__SHORT TASK__. Quote, without change, all of the lines that follow.

__PROVIDED ENTRIES__.
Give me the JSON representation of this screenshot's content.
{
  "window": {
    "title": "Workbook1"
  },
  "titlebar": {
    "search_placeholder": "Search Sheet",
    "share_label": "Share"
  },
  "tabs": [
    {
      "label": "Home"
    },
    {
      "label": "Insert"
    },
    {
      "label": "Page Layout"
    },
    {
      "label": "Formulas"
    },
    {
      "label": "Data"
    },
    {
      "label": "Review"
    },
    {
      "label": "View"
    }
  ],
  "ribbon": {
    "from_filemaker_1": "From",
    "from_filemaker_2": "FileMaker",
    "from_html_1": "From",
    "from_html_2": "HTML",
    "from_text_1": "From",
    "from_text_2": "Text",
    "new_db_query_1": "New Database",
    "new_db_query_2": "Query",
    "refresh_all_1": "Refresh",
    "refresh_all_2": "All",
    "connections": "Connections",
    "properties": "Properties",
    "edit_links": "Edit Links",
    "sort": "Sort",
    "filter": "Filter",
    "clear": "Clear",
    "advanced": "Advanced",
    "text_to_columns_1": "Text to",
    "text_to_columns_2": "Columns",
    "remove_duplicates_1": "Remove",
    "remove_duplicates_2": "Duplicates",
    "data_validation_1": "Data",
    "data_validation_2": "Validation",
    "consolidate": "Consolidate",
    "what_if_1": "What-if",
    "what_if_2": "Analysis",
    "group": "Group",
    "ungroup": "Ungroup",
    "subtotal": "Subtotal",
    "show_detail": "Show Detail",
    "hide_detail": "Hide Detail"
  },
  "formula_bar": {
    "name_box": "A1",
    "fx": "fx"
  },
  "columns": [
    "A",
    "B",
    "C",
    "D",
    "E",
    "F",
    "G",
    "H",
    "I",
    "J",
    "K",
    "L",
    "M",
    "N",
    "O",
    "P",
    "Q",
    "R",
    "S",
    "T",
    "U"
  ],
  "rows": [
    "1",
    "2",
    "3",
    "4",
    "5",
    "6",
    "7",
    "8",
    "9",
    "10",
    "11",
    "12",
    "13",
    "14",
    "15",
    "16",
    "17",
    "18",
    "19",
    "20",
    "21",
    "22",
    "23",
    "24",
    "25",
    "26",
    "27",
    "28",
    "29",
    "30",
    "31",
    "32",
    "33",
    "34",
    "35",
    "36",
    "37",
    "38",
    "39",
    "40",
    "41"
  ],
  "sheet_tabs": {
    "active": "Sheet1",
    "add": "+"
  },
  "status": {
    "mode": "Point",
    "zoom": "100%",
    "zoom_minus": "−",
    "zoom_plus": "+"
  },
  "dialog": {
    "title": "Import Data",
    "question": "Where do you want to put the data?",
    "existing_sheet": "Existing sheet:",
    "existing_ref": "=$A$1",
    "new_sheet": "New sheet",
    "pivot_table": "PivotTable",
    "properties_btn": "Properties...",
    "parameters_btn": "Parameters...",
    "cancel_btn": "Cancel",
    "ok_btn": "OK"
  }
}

__ANSWER__.
Give me the JSON representation of this screenshot's content.
{
  "window": {
    "title": "Workbook1"
  },
  "titlebar": {
    "search_placeholder": "Search Sheet",
    "share_label": "Share"
  },
  "tabs": [
    {
      "label": "Home"
    },
    {
      "label": "Insert"
    },
    {
      "label": "Page Layout"
    },
    {
      "label": "Formulas"
    },
    {
      "label": "Data"
    },
    {
      "label": "Review"
    },
    {
      "label": "View"
    }
  ],
  "ribbon": {
    "from_filemaker_1": "From",
    "from_filemaker_2": "FileMaker",
    "from_html_1": "From",
    "from_html_2": "HTML",
    "from_text_1": "From",
    "from_text_2": "Text",
    "new_db_query_1": "New Database",
    "new_db_query_2": "Query",
    "refresh_all_1": "Refresh",
    "refresh_all_2": "All",
    "connections": "Connections",
    "properties": "Properties",
    "edit_links": "Edit Links",
    "sort": "Sort",
    "filter": "Filter",
    "clear": "Clear",
    "advanced": "Advanced",
    "text_to_columns_1": "Text to",
    "text_to_columns_2": "Columns",
    "remove_duplicates_1": "Remove",
    "remove_duplicates_2": "Duplicates",
    "data_validation_1": "Data",
    "data_validation_2": "Validation",
    "consolidate": "Consolidate",
    "what_if_1": "What-if",
    "what_if_2": "Analysis",
    "group": "Group",
    "ungroup": "Ungroup",
    "subtotal": "Subtotal",
    "show_detail": "Show Detail",
    "hide_detail": "Hide Detail"
  },
  "formula_bar": {
    "name_box": "A1",
    "fx": "fx"
  },
  "columns": [
    "A",
    "B",
    "C",
    "D",
    "E",
    "F",
    "G",
    "H",
    "I",
    "J",
    "K",
    "L",
    "M",
    "N",
    "O",
    "P",
    "Q",
    "R",
    "S",
    "T",
    "U"
  ],
  "rows": [
    "1",
    "2",
    "3",
    "4",
    "5",
    "6",
    "7",
    "8",
    "9",
    "10",
    "11",
    "12",
    "13",
    "14",
    "15",
    "16",
    "17",
    "18",
    "19",
    "20",
    "21",
    "22",
    "23",
    "24",
    "25",
    "26",
    "27",
    "28",
    "29",
    "30",
    "31",
    "32",
    "33",
    "34",
    "35",
    "36",
    "37",
    "38",
    "39",
    "40",
    "41"
  ],
  "sheet_tabs": {
    "active": "Sheet1",
    "add": "+"
  },
  "status": {
    "mode": "Point",
    "zoom": "100%",
    "zoom_minus": "−",
    "zoom_plus": "+"
  },
  "dialog": {
    "title": "Import Data",
    "question": "Where do you want to put the data?",
    "existing_sheet": "Existing sheet:",
    "existing_ref": "=$A$1",
    "new_sheet": "New sheet",
    "pivot_table": "PivotTable",
    "properties_btn": "Properties...",
    "parameters_btn": "Parameters...",
    "cancel_btn": "Cancel",
    "ok_btn": "OK"
  }
}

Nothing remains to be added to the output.